#### [Objective]
From the material below, list every line containing "viewers".

#### [Provided information]
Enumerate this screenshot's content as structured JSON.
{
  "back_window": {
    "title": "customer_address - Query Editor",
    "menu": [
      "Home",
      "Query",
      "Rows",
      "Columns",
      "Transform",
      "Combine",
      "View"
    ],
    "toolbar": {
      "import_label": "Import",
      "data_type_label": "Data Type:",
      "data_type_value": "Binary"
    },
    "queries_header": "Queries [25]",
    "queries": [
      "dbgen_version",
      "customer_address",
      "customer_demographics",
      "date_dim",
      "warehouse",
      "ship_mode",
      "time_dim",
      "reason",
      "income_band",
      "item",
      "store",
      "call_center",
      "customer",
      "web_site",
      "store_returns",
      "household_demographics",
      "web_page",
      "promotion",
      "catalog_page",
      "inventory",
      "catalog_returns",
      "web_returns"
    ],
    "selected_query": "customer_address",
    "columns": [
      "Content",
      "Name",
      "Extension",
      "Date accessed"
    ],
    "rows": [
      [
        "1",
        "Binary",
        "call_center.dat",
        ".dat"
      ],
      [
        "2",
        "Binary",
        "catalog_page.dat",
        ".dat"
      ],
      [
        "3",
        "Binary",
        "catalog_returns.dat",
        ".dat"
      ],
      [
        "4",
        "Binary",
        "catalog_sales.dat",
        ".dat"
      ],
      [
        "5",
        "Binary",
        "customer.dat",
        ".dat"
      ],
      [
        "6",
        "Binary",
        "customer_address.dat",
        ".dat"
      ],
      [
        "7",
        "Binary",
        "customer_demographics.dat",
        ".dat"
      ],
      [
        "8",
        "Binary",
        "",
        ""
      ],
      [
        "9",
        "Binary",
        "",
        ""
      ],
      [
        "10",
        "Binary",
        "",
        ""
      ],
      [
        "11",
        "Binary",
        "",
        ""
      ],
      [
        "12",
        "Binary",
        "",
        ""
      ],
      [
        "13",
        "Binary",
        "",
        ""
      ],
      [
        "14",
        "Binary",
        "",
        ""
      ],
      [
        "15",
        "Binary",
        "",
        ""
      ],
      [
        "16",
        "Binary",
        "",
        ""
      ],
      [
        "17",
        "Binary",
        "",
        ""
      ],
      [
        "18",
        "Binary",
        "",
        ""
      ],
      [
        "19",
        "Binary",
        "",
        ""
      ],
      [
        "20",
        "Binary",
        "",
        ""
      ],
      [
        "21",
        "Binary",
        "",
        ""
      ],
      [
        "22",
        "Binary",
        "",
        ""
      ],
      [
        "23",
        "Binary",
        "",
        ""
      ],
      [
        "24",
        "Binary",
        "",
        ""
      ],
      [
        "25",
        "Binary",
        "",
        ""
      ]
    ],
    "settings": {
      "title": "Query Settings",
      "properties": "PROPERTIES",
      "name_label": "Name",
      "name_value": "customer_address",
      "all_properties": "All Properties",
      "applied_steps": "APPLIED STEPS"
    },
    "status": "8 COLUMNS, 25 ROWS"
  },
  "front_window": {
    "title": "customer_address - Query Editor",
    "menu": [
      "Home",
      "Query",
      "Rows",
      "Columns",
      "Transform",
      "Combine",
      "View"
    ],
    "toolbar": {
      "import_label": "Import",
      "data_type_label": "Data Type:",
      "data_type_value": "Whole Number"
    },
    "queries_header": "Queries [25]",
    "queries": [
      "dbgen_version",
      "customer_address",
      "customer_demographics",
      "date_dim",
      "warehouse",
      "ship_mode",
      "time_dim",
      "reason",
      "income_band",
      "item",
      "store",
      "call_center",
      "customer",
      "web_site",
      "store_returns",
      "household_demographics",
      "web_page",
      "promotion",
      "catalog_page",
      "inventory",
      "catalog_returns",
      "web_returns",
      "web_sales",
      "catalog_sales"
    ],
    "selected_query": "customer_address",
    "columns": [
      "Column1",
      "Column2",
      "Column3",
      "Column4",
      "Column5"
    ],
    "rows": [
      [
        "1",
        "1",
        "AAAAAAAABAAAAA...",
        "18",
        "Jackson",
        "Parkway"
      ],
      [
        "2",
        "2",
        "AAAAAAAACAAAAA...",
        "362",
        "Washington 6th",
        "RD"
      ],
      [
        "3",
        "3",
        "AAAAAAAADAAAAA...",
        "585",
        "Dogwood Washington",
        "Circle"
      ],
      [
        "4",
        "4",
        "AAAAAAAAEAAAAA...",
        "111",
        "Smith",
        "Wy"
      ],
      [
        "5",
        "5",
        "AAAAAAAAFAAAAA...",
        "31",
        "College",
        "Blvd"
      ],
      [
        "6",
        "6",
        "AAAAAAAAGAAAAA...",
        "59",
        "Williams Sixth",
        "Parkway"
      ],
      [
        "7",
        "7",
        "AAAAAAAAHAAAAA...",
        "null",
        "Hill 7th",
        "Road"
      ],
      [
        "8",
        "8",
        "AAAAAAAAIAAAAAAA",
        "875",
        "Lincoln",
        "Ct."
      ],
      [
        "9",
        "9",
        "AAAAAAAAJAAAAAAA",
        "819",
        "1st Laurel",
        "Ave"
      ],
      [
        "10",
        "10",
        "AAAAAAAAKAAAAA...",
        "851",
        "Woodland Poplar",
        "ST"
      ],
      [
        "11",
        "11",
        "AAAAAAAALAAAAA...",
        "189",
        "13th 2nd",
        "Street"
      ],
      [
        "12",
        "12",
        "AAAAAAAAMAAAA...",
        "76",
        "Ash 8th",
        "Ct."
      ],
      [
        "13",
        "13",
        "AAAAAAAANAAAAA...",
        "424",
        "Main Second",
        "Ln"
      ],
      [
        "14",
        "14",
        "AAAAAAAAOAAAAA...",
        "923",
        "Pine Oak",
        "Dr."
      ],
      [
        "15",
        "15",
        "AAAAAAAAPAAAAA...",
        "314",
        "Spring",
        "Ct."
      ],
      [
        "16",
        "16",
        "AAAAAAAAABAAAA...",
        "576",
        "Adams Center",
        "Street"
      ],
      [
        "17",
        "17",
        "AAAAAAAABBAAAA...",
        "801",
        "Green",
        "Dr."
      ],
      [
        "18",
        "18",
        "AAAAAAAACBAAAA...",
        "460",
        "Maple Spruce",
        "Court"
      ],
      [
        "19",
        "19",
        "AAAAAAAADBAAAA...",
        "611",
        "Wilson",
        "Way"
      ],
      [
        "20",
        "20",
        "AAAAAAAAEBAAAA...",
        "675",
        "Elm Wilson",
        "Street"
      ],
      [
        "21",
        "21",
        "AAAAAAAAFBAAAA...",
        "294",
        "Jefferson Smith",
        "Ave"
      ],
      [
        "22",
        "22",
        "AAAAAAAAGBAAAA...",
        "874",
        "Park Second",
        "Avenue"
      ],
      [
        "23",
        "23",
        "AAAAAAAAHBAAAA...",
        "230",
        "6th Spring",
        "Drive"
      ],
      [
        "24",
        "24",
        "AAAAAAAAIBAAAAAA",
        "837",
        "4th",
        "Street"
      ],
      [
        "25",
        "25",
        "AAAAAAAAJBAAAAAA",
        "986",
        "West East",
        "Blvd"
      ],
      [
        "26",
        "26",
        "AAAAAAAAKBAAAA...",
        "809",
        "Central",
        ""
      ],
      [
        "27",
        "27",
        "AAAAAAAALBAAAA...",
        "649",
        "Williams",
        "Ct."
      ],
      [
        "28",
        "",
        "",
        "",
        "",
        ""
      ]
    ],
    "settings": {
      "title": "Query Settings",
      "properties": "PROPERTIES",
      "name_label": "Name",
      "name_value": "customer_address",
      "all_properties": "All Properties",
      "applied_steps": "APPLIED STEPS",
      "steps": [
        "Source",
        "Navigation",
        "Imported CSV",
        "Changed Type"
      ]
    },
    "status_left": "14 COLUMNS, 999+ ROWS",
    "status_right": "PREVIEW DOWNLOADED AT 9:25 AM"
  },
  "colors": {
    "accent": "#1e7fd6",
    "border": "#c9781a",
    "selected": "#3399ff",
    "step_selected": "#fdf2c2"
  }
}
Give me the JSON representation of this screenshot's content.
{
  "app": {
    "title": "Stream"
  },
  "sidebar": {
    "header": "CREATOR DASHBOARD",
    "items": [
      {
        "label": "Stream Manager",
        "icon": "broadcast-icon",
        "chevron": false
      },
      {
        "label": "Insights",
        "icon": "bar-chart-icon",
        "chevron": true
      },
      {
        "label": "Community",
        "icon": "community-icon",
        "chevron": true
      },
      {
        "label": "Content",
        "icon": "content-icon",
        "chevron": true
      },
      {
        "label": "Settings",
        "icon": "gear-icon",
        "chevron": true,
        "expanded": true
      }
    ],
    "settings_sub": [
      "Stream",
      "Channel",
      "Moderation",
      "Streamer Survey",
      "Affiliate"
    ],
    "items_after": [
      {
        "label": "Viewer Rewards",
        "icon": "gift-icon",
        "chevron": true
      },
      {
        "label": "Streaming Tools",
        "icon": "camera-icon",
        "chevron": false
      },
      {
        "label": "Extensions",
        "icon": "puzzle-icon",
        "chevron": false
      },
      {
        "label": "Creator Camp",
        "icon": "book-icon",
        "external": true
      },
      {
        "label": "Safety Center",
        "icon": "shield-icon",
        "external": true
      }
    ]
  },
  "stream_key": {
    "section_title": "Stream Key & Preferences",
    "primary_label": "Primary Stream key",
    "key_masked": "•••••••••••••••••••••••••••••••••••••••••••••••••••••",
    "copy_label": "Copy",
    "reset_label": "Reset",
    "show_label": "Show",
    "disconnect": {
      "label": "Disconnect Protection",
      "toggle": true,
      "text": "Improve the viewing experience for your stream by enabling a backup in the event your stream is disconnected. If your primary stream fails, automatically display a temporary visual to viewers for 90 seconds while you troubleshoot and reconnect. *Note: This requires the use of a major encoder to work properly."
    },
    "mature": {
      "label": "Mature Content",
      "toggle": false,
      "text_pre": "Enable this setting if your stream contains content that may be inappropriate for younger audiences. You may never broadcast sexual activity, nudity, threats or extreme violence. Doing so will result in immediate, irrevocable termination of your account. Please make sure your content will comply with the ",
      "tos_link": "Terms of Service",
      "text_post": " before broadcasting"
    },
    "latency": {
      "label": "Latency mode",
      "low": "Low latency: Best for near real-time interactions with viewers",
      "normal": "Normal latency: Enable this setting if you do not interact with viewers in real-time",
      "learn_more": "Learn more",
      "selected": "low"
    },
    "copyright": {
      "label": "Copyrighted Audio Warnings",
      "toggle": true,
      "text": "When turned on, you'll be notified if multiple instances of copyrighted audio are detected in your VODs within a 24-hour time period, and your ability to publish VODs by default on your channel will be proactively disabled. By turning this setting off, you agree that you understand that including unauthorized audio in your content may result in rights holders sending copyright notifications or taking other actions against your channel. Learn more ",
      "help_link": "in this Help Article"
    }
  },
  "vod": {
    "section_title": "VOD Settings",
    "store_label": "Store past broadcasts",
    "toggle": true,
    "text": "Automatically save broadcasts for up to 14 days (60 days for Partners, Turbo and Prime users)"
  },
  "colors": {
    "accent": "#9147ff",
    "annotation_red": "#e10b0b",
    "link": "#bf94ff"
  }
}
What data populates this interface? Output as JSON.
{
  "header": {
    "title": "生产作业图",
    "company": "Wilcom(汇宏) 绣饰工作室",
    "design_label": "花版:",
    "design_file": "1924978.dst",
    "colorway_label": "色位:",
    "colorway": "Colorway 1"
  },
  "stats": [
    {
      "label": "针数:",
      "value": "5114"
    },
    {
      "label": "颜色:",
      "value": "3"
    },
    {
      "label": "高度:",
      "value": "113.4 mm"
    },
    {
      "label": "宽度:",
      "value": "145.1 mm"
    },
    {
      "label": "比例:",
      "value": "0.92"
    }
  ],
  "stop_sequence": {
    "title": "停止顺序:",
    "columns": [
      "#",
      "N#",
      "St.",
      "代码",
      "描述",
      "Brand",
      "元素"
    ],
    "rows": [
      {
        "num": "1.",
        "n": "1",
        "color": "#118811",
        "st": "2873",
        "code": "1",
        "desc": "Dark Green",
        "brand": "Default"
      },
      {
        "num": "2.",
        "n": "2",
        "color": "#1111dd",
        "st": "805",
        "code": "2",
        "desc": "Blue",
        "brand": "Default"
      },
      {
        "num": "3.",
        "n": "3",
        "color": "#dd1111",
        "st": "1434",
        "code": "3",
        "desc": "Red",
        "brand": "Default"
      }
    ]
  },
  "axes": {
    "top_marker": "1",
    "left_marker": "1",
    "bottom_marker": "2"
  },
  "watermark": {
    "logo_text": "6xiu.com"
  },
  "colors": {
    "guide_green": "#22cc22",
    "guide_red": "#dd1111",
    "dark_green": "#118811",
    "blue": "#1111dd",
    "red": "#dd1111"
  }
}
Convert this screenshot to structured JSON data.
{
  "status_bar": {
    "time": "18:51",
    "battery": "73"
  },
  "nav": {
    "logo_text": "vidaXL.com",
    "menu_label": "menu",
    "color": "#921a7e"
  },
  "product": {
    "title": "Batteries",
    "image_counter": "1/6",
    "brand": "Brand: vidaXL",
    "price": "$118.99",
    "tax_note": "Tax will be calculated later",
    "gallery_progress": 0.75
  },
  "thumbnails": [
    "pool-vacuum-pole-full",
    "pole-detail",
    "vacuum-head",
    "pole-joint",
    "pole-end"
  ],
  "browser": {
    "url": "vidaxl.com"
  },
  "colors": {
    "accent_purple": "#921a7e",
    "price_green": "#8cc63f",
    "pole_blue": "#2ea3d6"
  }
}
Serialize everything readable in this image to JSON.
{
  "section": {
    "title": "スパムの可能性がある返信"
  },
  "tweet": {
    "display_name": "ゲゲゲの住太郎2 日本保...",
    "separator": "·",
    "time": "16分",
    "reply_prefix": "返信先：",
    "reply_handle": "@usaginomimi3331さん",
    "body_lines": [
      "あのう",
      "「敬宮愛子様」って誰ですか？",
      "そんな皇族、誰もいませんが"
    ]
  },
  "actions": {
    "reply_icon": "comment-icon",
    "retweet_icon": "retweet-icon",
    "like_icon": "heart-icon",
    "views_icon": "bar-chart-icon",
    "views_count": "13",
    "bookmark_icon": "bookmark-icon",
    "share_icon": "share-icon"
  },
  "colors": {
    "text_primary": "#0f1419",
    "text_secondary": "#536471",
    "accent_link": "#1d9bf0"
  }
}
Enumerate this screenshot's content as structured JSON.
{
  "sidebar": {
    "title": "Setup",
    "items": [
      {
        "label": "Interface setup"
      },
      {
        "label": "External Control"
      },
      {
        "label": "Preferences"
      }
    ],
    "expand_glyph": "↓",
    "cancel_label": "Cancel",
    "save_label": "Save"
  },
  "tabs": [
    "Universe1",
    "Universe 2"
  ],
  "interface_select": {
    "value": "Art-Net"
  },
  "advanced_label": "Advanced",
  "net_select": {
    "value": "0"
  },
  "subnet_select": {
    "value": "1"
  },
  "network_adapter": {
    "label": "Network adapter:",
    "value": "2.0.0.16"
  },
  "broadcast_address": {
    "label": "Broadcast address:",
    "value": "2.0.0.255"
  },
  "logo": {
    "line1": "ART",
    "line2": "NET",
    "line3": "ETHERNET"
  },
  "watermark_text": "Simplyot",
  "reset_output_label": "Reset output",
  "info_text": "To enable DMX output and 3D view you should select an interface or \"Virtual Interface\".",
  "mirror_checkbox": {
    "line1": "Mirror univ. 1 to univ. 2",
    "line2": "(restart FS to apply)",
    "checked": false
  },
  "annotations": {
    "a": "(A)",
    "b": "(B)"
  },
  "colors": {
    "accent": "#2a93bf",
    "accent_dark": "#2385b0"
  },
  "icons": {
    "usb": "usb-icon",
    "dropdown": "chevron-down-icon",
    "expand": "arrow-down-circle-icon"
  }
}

#### [Problem solution]
      "text": "Improve the viewing experience for your stream by enabling a backup in the event your stream is disconnected. If your primary stream fails, automatically display a temporary visual to viewers for 90 seconds while you troubleshoot and reconnect. *Note: This requires the use of a major encoder to work properly."
      "low": "Low latency: Best for near real-time interactions with viewers",
      "normal": "Normal latency: Enable this setting if you do not interact with viewers in real-time",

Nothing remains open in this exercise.